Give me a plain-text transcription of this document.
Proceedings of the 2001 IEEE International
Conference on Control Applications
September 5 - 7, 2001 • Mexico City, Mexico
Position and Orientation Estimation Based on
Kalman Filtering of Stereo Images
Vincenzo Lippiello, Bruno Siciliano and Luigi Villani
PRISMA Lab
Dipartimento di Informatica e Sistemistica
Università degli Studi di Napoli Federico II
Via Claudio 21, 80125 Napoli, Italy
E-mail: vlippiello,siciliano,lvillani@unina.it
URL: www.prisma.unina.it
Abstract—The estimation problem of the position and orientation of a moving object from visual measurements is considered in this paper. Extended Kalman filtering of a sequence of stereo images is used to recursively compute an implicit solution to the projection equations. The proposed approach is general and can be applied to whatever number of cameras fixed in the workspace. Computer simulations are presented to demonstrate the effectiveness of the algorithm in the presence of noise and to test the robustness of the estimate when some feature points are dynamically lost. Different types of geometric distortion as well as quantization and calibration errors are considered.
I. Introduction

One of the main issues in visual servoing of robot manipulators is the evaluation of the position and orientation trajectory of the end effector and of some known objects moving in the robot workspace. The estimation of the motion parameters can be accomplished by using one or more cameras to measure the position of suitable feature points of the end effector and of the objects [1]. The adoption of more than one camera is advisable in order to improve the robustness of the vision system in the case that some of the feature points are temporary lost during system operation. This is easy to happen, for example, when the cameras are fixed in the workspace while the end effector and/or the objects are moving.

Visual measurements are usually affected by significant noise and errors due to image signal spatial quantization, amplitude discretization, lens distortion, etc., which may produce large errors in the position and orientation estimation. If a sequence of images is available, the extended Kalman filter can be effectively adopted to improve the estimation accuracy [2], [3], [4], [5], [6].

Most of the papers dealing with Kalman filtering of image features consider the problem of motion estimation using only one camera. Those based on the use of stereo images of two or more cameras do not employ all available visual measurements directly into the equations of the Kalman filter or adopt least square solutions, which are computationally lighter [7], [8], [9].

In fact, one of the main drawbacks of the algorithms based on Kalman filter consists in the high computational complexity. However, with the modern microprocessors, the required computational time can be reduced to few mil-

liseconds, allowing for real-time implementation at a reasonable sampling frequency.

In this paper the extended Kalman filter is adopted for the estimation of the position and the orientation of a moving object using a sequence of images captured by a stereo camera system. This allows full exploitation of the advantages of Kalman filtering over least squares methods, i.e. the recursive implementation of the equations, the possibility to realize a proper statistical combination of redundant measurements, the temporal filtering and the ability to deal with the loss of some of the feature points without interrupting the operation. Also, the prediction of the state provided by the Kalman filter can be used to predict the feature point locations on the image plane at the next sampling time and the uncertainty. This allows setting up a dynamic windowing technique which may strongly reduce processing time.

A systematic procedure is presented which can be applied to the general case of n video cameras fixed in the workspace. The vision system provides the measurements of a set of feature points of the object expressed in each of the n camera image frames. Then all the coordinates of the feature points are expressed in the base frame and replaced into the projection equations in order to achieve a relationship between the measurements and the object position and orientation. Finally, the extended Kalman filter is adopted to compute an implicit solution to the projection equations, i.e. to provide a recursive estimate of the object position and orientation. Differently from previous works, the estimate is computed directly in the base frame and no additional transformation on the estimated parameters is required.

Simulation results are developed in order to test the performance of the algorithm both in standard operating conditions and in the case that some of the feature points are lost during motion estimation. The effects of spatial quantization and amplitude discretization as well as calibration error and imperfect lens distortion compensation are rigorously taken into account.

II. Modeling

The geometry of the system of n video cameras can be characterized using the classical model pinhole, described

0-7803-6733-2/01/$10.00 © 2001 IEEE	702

________________________

## Exercise goal
Write out the full listing exactly as given.

## Output for this task
Give me a plain-text transcription of this document.
Proceedings of the 2001 IEEE International
Conference on Control Applications
September 5 - 7, 2001 • Mexico City, Mexico
Position and Orientation Estimation Based on
Kalman Filtering of Stereo Images
Vincenzo Lippiello, Bruno Siciliano and Luigi Villani
PRISMA Lab
Dipartimento di Informatica e Sistemistica
Università degli Studi di Napoli Federico II
Via Claudio 21, 80125 Napoli, Italy
E-mail: vlippiello,siciliano,lvillani@unina.it
URL: www.prisma.unina.it
Abstract—The estimation problem of the position and orientation of a moving object from visual measurements is considered in this paper. Extended Kalman filtering of a sequence of stereo images is used to recursively compute an implicit solution to the projection equations. The proposed approach is general and can be applied to whatever number of cameras fixed in the workspace. Computer simulations are presented to demonstrate the effectiveness of the algorithm in the presence of noise and to test the robustness of the estimate when some feature points are dynamically lost. Different types of geometric distortion as well as quantization and calibration errors are considered.
I. Introduction

One of the main issues in visual servoing of robot manipulators is the evaluation of the position and orientation trajectory of the end effector and of some known objects moving in the robot workspace. The estimation of the motion parameters can be accomplished by using one or more cameras to measure the position of suitable feature points of the end effector and of the objects [1]. The adoption of more than one camera is advisable in order to improve the robustness of the vision system in the case that some of the feature points are temporary lost during system operation. This is easy to happen, for example, when the cameras are fixed in the workspace while the end effector and/or the objects are moving.

Visual measurements are usually affected by significant noise and errors due to image signal spatial quantization, amplitude discretization, lens distortion, etc., which may produce large errors in the position and orientation estimation. If a sequence of images is available, the extended Kalman filter can be effectively adopted to improve the estimation accuracy [2], [3], [4], [5], [6].

Most of the papers dealing with Kalman filtering of image features consider the problem of motion estimation using only one camera. Those based on the use of stereo images of two or more cameras do not employ all available visual measurements directly into the equations of the Kalman filter or adopt least square solutions, which are computationally lighter [7], [8], [9].

In fact, one of the main drawbacks of the algorithms based on Kalman filter consists in the high computational complexity. However, with the modern microprocessors, the required computational time can be reduced to few mil-

liseconds, allowing for real-time implementation at a reasonable sampling frequency.

In this paper the extended Kalman filter is adopted for the estimation of the position and the orientation of a moving object using a sequence of images captured by a stereo camera system. This allows full exploitation of the advantages of Kalman filtering over least squares methods, i.e. the recursive implementation of the equations, the possibility to realize a proper statistical combination of redundant measurements, the temporal filtering and the ability to deal with the loss of some of the feature points without interrupting the operation. Also, the prediction of the state provided by the Kalman filter can be used to predict the feature point locations on the image plane at the next sampling time and the uncertainty. This allows setting up a dynamic windowing technique which may strongly reduce processing time.

A systematic procedure is presented which can be applied to the general case of n video cameras fixed in the workspace. The vision system provides the measurements of a set of feature points of the object expressed in each of the n camera image frames. Then all the coordinates of the feature points are expressed in the base frame and replaced into the projection equations in order to achieve a relationship between the measurements and the object position and orientation. Finally, the extended Kalman filter is adopted to compute an implicit solution to the projection equations, i.e. to provide a recursive estimate of the object position and orientation. Differently from previous works, the estimate is computed directly in the base frame and no additional transformation on the estimated parameters is required.

Simulation results are developed in order to test the performance of the algorithm both in standard operating conditions and in the case that some of the feature points are lost during motion estimation. The effects of spatial quantization and amplitude discretization as well as calibration error and imperfect lens distortion compensation are rigorously taken into account.

II. Modeling

The geometry of the system of n video cameras can be characterized using the classical model pinhole, described

0-7803-6733-2/01/$10.00 © 2001 IEEE	702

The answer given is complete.